■ **Instructions to follow**
Keep the pictures out of the copy and print all the entries below exactly.

■ **Provided entries**

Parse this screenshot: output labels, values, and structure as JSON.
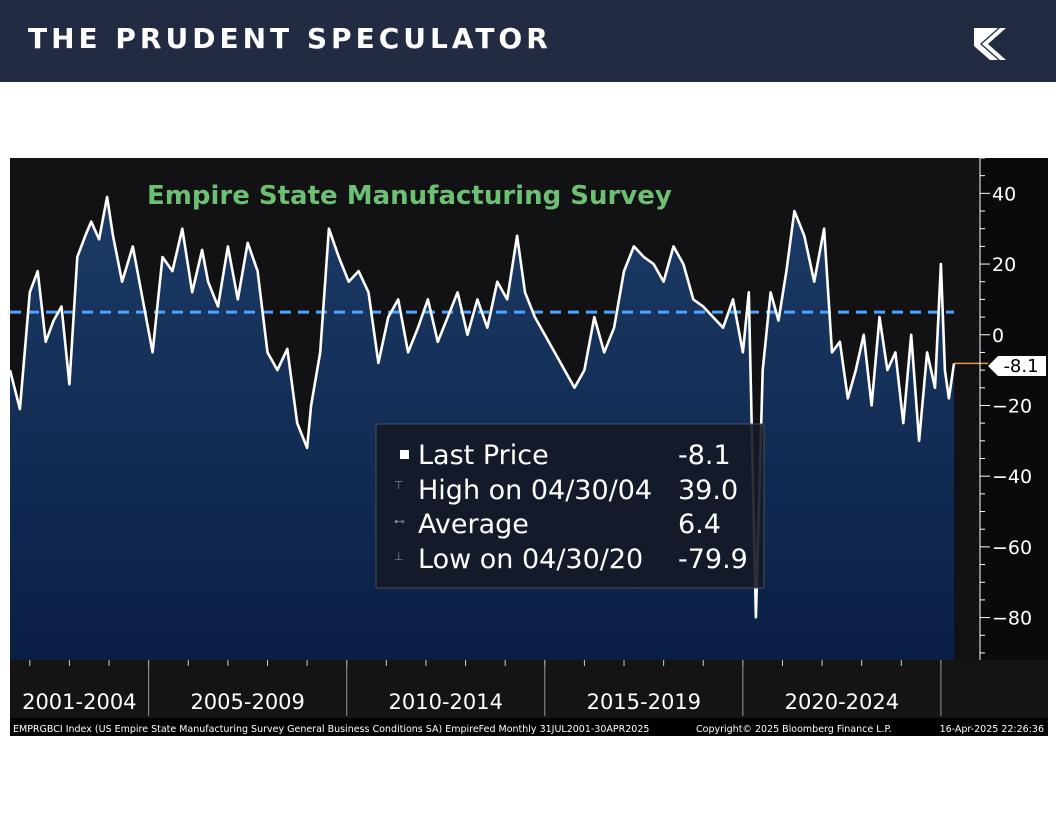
{
  "header": {
    "brand": "THE PRUDENT SPECULATOR",
    "logo_icon": "tps-logo-icon",
    "bg_color": "#232b42"
  },
  "chart_data": {
    "type": "area",
    "title": "Empire State Manufacturing Survey",
    "y_ticks": [
      40,
      20,
      0,
      -20,
      -40,
      -60,
      -80
    ],
    "ylim": [
      -92,
      50
    ],
    "x_range": [
      2001.5,
      2025.33
    ],
    "period_labels": [
      "2001-2004",
      "2005-2009",
      "2010-2014",
      "2015-2019",
      "2020-2024"
    ],
    "average": 6.4,
    "last_value": "-8.1",
    "legend": {
      "rows": [
        {
          "label": "Last Price",
          "value": "-8.1"
        },
        {
          "label": "High on 04/30/04",
          "value": "39.0"
        },
        {
          "label": "Average",
          "value": "6.4"
        },
        {
          "label": "Low on 04/30/20",
          "value": "-79.9"
        }
      ]
    },
    "footer_left": "EMPRGBCI Index (US Empire State Manufacturing Survey General Business Conditions SA) EmpireFed  Monthly 31JUL2001-30APR2025",
    "footer_mid": "Copyright© 2025 Bloomberg Finance L.P.",
    "footer_right": "16-Apr-2025 22:26:36",
    "colors": {
      "line": "#ffffff",
      "title": "#6cbf73",
      "average": "#4da3ff",
      "area_top": "#1c3b66",
      "area_bottom": "#0a1f44",
      "bg": "#121214"
    },
    "series": [
      {
        "name": "EMPRGBCI Index",
        "x": [
          2001.5,
          2001.75,
          2002.0,
          2002.2,
          2002.4,
          2002.6,
          2002.8,
          2003.0,
          2003.2,
          2003.4,
          2003.55,
          2003.75,
          2003.95,
          2004.1,
          2004.33,
          2004.6,
          2004.85,
          2005.1,
          2005.35,
          2005.6,
          2005.85,
          2006.1,
          2006.35,
          2006.5,
          2006.75,
          2007.0,
          2007.25,
          2007.5,
          2007.75,
          2008.0,
          2008.25,
          2008.5,
          2008.75,
          2009.0,
          2009.1,
          2009.33,
          2009.55,
          2009.8,
          2010.05,
          2010.3,
          2010.55,
          2010.8,
          2011.05,
          2011.3,
          2011.55,
          2011.8,
          2012.05,
          2012.3,
          2012.55,
          2012.8,
          2013.05,
          2013.3,
          2013.55,
          2013.8,
          2014.05,
          2014.3,
          2014.5,
          2014.75,
          2015.0,
          2015.25,
          2015.5,
          2015.75,
          2016.0,
          2016.25,
          2016.5,
          2016.75,
          2017.0,
          2017.25,
          2017.5,
          2017.75,
          2018.0,
          2018.25,
          2018.5,
          2018.75,
          2019.0,
          2019.25,
          2019.5,
          2019.75,
          2020.0,
          2020.15,
          2020.33,
          2020.5,
          2020.7,
          2020.9,
          2021.1,
          2021.3,
          2021.55,
          2021.8,
          2022.05,
          2022.25,
          2022.45,
          2022.65,
          2022.85,
          2023.05,
          2023.25,
          2023.45,
          2023.65,
          2023.85,
          2024.05,
          2024.25,
          2024.45,
          2024.65,
          2024.85,
          2025.0,
          2025.1,
          2025.2,
          2025.33
        ],
        "y": [
          -10,
          -21,
          12,
          18,
          -2,
          4,
          8,
          -14,
          22,
          28,
          32,
          27,
          39,
          28,
          15,
          25,
          10,
          -5,
          22,
          18,
          30,
          12,
          24,
          15,
          8,
          25,
          10,
          26,
          18,
          -5,
          -10,
          -4,
          -25,
          -32,
          -20,
          -5,
          30,
          22,
          15,
          18,
          12,
          -8,
          5,
          10,
          -5,
          2,
          10,
          -2,
          5,
          12,
          0,
          10,
          2,
          15,
          10,
          28,
          12,
          5,
          0,
          -5,
          -10,
          -15,
          -10,
          5,
          -5,
          2,
          18,
          25,
          22,
          20,
          15,
          25,
          20,
          10,
          8,
          5,
          2,
          10,
          -5,
          12,
          -79.9,
          -10,
          12,
          4,
          18,
          35,
          28,
          15,
          30,
          -5,
          -2,
          -18,
          -10,
          0,
          -20,
          5,
          -10,
          -5,
          -25,
          0,
          -30,
          -5,
          -15,
          20,
          -10,
          -18,
          -8.1
        ]
      }
    ]
  }
}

■ **Task solution**
Parse this screenshot: output labels, values, and structure as JSON.
{
  "header": {
    "brand": "THE PRUDENT SPECULATOR",
    "logo_icon": "tps-logo-icon",
    "bg_color": "#232b42"
  },
  "chart_data": {
    "type": "area",
    "title": "Empire State Manufacturing Survey",
    "y_ticks": [
      40,
      20,
      0,
      -20,
      -40,
      -60,
      -80
    ],
    "ylim": [
      -92,
      50
    ],
    "x_range": [
      2001.5,
      2025.33
    ],
    "period_labels": [
      "2001-2004",
      "2005-2009",
      "2010-2014",
      "2015-2019",
      "2020-2024"
    ],
    "average": 6.4,
    "last_value": "-8.1",
    "legend": {
      "rows": [
        {
          "label": "Last Price",
          "value": "-8.1"
        },
        {
          "label": "High on 04/30/04",
          "value": "39.0"
        },
        {
          "label": "Average",
          "value": "6.4"
        },
        {
          "label": "Low on 04/30/20",
          "value": "-79.9"
        }
      ]
    },
    "footer_left": "EMPRGBCI Index (US Empire State Manufacturing Survey General Business Conditions SA) EmpireFed  Monthly 31JUL2001-30APR2025",
    "footer_mid": "Copyright© 2025 Bloomberg Finance L.P.",
    "footer_right": "16-Apr-2025 22:26:36",
    "colors": {
      "line": "#ffffff",
      "title": "#6cbf73",
      "average": "#4da3ff",
      "area_top": "#1c3b66",
      "area_bottom": "#0a1f44",
      "bg": "#121214"
    },
    "series": [
      {
        "name": "EMPRGBCI Index",
        "x": [
          2001.5,
          2001.75,
          2002.0,
          2002.2,
          2002.4,
          2002.6,
          2002.8,
          2003.0,
          2003.2,
          2003.4,
          2003.55,
          2003.75,
          2003.95,
          2004.1,
          2004.33,
          2004.6,
          2004.85,
          2005.1,
          2005.35,
          2005.6,
          2005.85,
          2006.1,
          2006.35,
          2006.5,
          2006.75,
          2007.0,
          2007.25,
          2007.5,
          2007.75,
          2008.0,
          2008.25,
          2008.5,
          2008.75,
          2009.0,
          2009.1,
          2009.33,
          2009.55,
          2009.8,
          2010.05,
          2010.3,
          2010.55,
          2010.8,
          2011.05,
          2011.3,
          2011.55,
          2011.8,
          2012.05,
          2012.3,
          2012.55,
          2012.8,
          2013.05,
          2013.3,
          2013.55,
          2013.8,
          2014.05,
          2014.3,
          2014.5,
          2014.75,
          2015.0,
          2015.25,
          2015.5,
          2015.75,
          2016.0,
          2016.25,
          2016.5,
          2016.75,
          2017.0,
          2017.25,
          2017.5,
          2017.75,
          2018.0,
          2018.25,
          2018.5,
          2018.75,
          2019.0,
          2019.25,
          2019.5,
          2019.75,
          2020.0,
          2020.15,
          2020.33,
          2020.5,
          2020.7,
          2020.9,
          2021.1,
          2021.3,
          2021.55,
          2021.8,
          2022.05,
          2022.25,
          2022.45,
          2022.65,
          2022.85,
          2023.05,
          2023.25,
          2023.45,
          2023.65,
          2023.85,
          2024.05,
          2024.25,
          2024.45,
          2024.65,
          2024.85,
          2025.0,
          2025.1,
          2025.2,
          2025.33
        ],
        "y": [
          -10,
          -21,
          12,
          18,
          -2,
          4,
          8,
          -14,
          22,
          28,
          32,
          27,
          39,
          28,
          15,
          25,
          10,
          -5,
          22,
          18,
          30,
          12,
          24,
          15,
          8,
          25,
          10,
          26,
          18,
          -5,
          -10,
          -4,
          -25,
          -32,
          -20,
          -5,
          30,
          22,
          15,
          18,
          12,
          -8,
          5,
          10,
          -5,
          2,
          10,
          -2,
          5,
          12,
          0,
          10,
          2,
          15,
          10,
          28,
          12,
          5,
          0,
          -5,
          -10,
          -15,
          -10,
          5,
          -5,
          2,
          18,
          25,
          22,
          20,
          15,
          25,
          20,
          10,
          8,
          5,
          2,
          10,
          -5,
          12,
          -79.9,
          -10,
          12,
          4,
          18,
          35,
          28,
          15,
          30,
          -5,
          -2,
          -18,
          -10,
          0,
          -20,
          5,
          -10,
          -5,
          -25,
          0,
          -30,
          -5,
          -15,
          20,
          -10,
          -18,
          -8.1
        ]
      }
    ]
  }
}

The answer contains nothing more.